Tujuan — Dalam teks tentang pernikahan Rasulullah SAW dengan Siti Aisyah, apa judul buku yang ditenteng Syekh Puji ketika disorot kamera televisi?

══ Teks Dokumen

08 November, 2008

PERNIKAHAN RASULULLAH SAW- SITI AISYAH

Akhir-akhir ini, media Indonesia diributkan oleh pernikahan antara Syekh Puji yang berumur 40-an dengan Ulfa yang masih 12 tahunan. Pernikahan itu dianggap sesuatu yang kontroversi. Syekh Puji sendiri, ketika di sorot kamera televisi menenteng sebuah buku yang berjudul “Aisyah Saja Menikah Dini” ........

Pernikahan Syekh Puji ini, akhirnya membuat sebagian orang kembali kepada pernikahan Rasulullah SAW dengan Siti Aisyah, pernikahan ini menjadi senjata kaum orientalis serta pihak-pihak yang memusuhi Islam untuk menjatuhkan Islam, mereka telah menuduh Rasulullah SAW sebagai seorang phedopilia. Padahal bagi kita ummatnya, Rasulullah SAW adalah manusia pilihan, segala ucapan dan tindakannya senantiasa dibimbing wahyu.
Penghinaan terhadap Rasulullah SAW sungguh menyakitkan orang-orang beriman, karena menyakiti beliau SAW berarti menyakiti Allah SWT.
Rasulullah SAW bersabda, "Takutlah kepada Allah, takutlah kepada Allah menghadapi para sahabatku, setelah aku wafat nanti janganlah kamu menghinakan mereka. Sebab barang siapa mencintai mereka, berarti dia mencintaiku, dan barang siapa yang membencinya, berarti dia membenciku, barang siapa yang menyakitiku berarti dia menyakiti Allah, dan barang siapa yang menyakiti-Nya niscaya Dia akan mengazabnya." (HR. Tirmidzi dan Ibnu Hibban, dari Abdullah bin Mugaffal)

Dalam milis “motivasi-islami” ada tulisan yang membantah kebenaran usia Siti Aisyah r.a ketika dinikahi baginda Rasulullah SAW (dengan segala argumennya), ada yang menyebutkan bahwa pernikahan Siti Aisyah di usia sangat belia adalah mitos semata. Tapi ada juga yang meng-counter pernyataan tersebut dengan mengatakan bahwa pada prinsipnya ukuran baligh dalam Islam adalah ditandai dengan menstruasi (untuk wanita) dan mimpi basah untuk laki-laki. Ukuran baligh itu bukan ditentukan oleh umur seseorang, jadi syari’ah tidak melarang seseorang yang sudah baligh untuk segera menggenapkan agamanya dalam naungan pernikahan.

════
══ Data Hasil Ekstraksi

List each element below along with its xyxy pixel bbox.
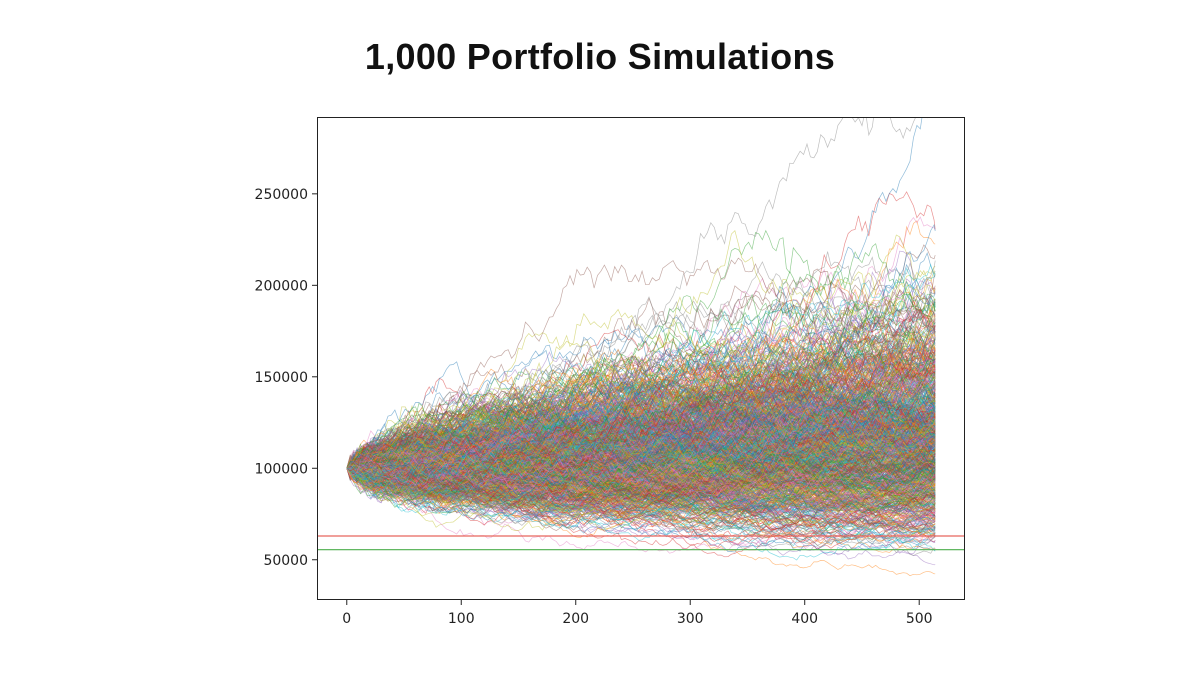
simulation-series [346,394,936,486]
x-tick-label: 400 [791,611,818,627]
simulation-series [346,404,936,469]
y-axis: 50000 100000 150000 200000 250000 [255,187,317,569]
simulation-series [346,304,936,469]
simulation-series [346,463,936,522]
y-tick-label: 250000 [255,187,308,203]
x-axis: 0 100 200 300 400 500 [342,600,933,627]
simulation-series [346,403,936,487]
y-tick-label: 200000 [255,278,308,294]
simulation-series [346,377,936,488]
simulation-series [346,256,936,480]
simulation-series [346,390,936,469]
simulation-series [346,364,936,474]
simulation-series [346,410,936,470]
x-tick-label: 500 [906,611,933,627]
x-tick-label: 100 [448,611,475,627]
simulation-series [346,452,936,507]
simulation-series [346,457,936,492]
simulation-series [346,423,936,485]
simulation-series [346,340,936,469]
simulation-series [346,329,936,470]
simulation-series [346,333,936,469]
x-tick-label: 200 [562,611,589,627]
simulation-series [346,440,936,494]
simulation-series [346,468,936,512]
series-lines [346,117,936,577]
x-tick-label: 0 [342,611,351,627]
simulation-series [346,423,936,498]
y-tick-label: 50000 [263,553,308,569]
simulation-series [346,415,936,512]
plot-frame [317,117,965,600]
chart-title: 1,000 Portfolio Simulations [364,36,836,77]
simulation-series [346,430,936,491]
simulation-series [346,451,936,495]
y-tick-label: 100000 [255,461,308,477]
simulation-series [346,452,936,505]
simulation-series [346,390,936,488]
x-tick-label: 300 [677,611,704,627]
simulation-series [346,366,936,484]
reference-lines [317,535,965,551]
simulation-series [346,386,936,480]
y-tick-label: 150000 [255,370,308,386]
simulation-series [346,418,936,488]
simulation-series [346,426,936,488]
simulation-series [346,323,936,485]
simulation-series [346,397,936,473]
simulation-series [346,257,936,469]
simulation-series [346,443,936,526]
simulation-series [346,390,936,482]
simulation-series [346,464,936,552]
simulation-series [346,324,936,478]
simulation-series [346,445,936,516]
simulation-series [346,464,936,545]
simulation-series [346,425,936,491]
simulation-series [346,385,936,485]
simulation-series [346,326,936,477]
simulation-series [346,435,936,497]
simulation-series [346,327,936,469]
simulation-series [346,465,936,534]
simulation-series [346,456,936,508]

════
══ Data Hasil Ekstraksi

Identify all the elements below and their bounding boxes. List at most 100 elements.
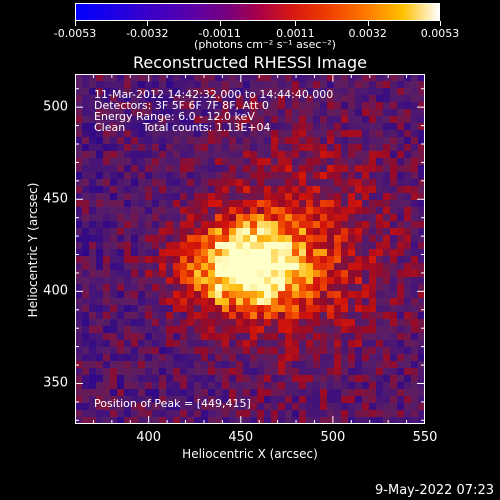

════
══ Data Hasil Ekstraksi

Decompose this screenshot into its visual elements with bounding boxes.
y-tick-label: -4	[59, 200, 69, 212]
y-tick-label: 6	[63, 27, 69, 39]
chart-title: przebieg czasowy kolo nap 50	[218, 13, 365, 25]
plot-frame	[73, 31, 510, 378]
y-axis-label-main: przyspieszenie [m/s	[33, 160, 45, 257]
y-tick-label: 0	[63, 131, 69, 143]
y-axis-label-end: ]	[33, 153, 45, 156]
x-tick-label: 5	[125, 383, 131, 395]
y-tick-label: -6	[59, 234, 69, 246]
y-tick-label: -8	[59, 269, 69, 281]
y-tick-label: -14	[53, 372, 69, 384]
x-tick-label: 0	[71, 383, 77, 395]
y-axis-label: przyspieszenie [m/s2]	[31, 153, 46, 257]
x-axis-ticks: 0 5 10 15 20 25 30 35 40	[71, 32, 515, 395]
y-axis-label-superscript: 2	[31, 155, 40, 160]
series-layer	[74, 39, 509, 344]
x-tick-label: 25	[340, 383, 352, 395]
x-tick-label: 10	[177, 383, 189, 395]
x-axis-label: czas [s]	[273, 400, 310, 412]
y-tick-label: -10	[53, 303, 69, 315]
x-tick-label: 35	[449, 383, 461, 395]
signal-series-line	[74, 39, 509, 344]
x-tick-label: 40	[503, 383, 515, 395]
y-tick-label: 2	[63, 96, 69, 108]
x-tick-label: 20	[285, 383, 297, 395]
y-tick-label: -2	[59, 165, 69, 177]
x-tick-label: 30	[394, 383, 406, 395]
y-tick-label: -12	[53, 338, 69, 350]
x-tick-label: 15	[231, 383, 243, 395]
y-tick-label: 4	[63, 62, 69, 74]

════

Hasil Tugas — “Aisyah Saja Menikah Dini”